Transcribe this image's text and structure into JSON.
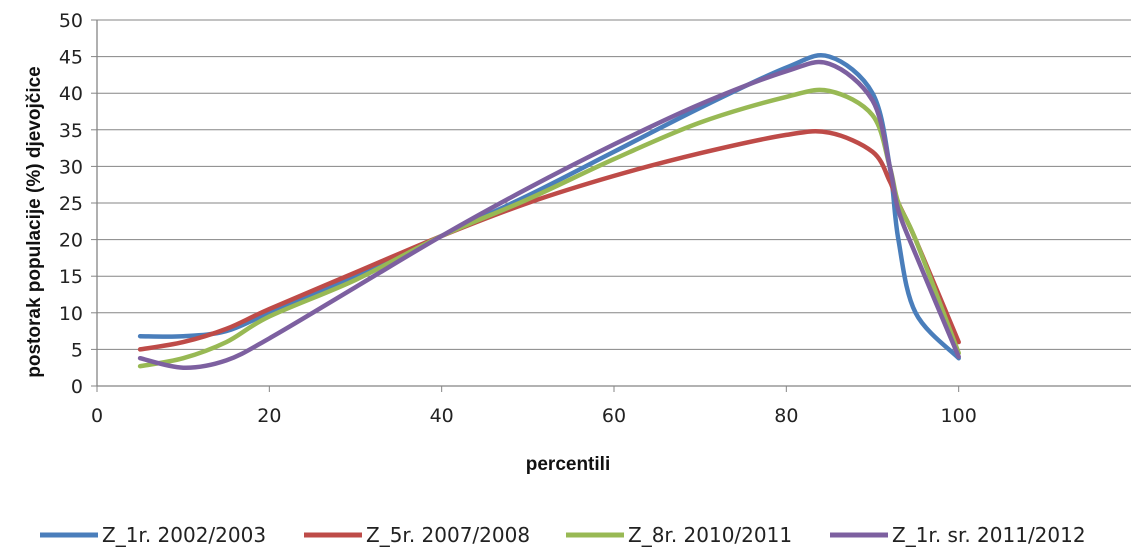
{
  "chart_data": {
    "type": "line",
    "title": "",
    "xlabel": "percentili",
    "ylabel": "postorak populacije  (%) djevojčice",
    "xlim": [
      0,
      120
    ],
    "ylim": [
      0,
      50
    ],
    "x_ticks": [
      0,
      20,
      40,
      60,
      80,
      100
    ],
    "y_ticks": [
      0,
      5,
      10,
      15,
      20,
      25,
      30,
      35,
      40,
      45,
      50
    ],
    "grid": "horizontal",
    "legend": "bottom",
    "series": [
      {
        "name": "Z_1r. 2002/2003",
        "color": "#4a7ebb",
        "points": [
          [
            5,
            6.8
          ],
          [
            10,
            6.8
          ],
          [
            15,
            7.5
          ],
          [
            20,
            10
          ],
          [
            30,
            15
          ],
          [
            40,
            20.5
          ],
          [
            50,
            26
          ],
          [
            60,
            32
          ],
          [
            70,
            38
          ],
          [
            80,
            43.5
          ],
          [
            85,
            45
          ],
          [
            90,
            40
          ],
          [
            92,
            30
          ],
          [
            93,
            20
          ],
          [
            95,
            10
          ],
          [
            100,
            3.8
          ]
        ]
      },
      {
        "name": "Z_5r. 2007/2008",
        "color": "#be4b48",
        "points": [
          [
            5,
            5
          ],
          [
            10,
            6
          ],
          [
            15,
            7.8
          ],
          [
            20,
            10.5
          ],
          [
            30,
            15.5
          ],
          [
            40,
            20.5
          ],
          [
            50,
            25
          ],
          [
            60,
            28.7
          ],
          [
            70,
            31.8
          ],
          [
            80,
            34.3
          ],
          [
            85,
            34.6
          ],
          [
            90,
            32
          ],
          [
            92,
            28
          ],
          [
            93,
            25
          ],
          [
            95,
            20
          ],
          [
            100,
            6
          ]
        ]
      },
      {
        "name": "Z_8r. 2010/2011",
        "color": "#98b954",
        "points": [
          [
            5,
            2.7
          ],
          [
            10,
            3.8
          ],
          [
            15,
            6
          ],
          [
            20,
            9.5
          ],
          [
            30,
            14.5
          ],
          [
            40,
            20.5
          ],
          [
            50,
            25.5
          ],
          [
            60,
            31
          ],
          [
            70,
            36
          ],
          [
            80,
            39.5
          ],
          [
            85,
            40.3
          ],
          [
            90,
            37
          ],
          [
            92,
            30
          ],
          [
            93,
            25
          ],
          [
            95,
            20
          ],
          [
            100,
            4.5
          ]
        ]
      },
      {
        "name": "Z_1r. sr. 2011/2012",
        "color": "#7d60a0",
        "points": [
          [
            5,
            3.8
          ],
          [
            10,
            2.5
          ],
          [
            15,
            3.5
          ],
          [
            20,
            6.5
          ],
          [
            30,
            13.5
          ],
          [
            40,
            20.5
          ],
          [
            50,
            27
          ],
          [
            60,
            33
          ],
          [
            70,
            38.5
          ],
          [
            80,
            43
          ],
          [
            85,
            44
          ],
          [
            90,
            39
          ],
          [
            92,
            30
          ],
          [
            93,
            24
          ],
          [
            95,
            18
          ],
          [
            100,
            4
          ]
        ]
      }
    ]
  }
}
——
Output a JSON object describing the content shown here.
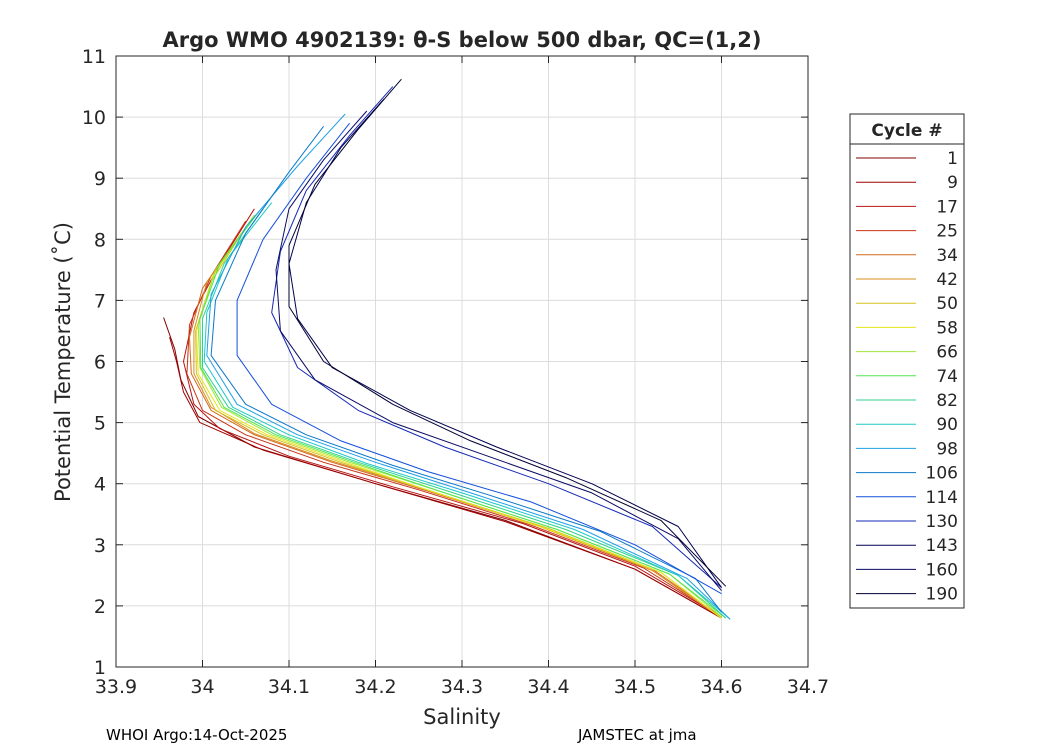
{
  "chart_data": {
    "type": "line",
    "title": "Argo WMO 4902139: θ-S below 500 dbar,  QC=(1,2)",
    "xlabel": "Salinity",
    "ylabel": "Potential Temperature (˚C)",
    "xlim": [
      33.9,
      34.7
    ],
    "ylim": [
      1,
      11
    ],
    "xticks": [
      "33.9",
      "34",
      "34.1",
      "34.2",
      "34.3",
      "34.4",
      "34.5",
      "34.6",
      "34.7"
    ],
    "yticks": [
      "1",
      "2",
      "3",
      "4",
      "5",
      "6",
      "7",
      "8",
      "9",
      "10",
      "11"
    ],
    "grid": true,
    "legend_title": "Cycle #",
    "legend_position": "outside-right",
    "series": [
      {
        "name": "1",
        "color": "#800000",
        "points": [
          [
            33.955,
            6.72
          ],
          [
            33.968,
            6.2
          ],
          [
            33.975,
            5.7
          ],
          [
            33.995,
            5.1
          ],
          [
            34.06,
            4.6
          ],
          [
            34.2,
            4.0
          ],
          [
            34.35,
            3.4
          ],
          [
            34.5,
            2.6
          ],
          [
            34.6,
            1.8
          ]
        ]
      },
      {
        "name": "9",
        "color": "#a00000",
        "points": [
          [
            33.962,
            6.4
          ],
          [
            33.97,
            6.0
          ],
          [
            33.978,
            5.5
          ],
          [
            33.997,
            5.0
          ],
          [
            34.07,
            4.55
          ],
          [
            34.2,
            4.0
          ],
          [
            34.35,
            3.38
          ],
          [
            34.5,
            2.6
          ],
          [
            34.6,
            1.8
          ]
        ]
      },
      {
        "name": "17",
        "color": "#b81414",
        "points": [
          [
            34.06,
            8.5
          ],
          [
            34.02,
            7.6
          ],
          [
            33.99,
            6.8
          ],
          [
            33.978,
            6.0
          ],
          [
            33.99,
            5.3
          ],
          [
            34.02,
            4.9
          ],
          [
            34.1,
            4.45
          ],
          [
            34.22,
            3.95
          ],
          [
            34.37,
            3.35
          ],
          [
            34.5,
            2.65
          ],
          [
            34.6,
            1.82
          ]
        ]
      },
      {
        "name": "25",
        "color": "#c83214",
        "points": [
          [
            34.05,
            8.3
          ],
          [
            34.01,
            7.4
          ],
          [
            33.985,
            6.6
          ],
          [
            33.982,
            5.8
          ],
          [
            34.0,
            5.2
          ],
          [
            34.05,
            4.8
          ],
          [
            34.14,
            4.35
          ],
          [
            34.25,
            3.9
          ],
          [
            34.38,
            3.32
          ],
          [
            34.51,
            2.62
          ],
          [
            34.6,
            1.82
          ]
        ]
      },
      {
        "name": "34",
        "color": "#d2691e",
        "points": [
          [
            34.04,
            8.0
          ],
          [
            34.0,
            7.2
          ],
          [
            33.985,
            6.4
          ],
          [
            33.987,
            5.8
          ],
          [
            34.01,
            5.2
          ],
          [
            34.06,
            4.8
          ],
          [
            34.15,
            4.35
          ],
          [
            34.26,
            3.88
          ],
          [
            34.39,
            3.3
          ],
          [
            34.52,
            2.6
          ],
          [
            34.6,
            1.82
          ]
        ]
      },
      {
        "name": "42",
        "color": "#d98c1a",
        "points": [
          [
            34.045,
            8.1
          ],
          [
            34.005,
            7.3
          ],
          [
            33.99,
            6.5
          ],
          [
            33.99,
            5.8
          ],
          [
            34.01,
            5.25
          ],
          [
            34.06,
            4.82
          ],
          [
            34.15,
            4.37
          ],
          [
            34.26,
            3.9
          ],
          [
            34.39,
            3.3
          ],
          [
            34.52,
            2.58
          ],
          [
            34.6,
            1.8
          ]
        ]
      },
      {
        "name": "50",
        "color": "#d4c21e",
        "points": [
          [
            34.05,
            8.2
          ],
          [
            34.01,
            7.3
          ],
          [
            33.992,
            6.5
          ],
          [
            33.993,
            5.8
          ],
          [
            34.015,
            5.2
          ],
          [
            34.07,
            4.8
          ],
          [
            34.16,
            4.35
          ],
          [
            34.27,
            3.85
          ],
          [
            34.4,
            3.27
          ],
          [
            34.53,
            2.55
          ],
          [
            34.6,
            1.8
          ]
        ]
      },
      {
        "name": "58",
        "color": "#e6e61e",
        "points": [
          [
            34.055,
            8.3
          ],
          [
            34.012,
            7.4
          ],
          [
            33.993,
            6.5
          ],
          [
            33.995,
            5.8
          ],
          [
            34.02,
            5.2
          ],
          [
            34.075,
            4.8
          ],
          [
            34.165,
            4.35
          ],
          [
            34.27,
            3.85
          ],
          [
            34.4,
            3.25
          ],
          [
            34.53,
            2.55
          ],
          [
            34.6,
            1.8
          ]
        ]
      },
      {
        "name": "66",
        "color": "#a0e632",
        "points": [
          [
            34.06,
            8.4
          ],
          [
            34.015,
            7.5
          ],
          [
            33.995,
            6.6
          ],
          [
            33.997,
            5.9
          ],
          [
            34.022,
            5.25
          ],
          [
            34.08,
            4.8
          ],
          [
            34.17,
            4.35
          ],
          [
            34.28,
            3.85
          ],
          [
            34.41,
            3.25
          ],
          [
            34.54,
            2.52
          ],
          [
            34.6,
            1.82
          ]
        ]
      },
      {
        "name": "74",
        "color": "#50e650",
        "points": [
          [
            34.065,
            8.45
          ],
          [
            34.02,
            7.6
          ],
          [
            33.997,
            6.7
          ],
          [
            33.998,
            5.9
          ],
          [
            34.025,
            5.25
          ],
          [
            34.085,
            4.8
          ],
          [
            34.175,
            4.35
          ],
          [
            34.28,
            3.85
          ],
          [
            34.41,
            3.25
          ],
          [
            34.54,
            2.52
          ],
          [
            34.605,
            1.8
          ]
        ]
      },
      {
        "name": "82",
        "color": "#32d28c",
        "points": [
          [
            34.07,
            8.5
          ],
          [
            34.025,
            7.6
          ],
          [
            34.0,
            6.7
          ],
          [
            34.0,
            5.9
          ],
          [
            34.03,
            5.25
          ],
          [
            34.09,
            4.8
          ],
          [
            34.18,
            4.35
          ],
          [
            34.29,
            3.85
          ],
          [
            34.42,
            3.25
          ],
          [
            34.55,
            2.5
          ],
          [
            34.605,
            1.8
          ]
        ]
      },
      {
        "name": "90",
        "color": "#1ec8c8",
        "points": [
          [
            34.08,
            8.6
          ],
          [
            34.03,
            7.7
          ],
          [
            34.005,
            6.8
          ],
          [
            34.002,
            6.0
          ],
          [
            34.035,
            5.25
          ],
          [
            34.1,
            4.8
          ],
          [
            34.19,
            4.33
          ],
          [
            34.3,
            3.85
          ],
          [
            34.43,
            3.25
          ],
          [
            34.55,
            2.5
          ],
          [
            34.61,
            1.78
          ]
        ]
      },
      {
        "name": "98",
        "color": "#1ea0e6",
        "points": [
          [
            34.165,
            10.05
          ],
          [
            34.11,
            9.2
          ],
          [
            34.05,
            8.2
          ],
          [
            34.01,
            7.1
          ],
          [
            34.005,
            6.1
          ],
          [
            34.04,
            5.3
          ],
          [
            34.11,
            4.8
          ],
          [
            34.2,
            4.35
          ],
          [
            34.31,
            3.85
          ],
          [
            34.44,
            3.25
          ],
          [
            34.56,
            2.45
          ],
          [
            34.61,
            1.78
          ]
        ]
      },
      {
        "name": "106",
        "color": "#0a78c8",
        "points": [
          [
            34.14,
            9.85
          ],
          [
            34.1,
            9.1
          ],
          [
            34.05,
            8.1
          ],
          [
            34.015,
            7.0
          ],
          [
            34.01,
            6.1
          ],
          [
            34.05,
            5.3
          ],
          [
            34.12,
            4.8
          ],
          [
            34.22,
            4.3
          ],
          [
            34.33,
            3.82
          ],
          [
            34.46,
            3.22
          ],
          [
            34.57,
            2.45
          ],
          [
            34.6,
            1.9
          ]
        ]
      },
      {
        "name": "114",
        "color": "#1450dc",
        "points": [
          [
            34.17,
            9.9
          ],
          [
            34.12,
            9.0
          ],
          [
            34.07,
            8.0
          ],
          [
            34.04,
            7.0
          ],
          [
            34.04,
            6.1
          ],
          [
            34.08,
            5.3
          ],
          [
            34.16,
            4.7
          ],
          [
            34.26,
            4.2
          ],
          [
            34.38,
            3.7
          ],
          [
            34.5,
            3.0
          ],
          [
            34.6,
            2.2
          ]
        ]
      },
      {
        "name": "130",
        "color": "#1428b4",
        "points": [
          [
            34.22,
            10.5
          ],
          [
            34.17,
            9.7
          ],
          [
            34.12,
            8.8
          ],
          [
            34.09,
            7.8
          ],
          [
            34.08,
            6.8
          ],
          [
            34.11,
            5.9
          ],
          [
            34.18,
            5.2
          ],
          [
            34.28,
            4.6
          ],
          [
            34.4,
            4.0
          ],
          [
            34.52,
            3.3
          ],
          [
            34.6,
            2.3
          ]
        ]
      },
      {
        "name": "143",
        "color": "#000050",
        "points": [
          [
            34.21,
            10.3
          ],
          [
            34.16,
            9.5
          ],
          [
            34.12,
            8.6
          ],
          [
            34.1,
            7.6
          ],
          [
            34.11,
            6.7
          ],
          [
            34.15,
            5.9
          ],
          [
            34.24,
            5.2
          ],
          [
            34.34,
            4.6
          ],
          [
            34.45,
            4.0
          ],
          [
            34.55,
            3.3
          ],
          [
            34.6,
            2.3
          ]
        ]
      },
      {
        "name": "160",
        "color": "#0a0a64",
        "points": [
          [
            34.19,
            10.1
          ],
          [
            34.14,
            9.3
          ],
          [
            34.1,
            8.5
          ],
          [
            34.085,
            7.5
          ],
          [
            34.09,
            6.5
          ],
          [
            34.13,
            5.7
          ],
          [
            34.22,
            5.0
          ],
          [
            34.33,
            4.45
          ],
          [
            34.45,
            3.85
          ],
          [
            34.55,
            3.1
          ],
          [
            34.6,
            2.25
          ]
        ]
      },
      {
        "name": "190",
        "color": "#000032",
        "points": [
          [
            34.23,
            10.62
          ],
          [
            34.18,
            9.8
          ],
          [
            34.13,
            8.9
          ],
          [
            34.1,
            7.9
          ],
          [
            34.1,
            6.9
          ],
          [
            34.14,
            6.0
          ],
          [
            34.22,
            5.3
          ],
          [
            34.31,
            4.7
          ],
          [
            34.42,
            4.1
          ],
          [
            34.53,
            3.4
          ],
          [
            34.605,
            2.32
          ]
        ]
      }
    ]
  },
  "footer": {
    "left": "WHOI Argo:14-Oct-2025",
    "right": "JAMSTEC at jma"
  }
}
——
▸ **AIM OF THE TASK**
In the entries above, find each line with the word "Argo" and copy it.

▸ **ANSWER**
    "title": "Argo WMO 4902139: θ-S below 500 dbar,  QC=(1,2)",
    "left": "WHOI Argo:14-Oct-2025",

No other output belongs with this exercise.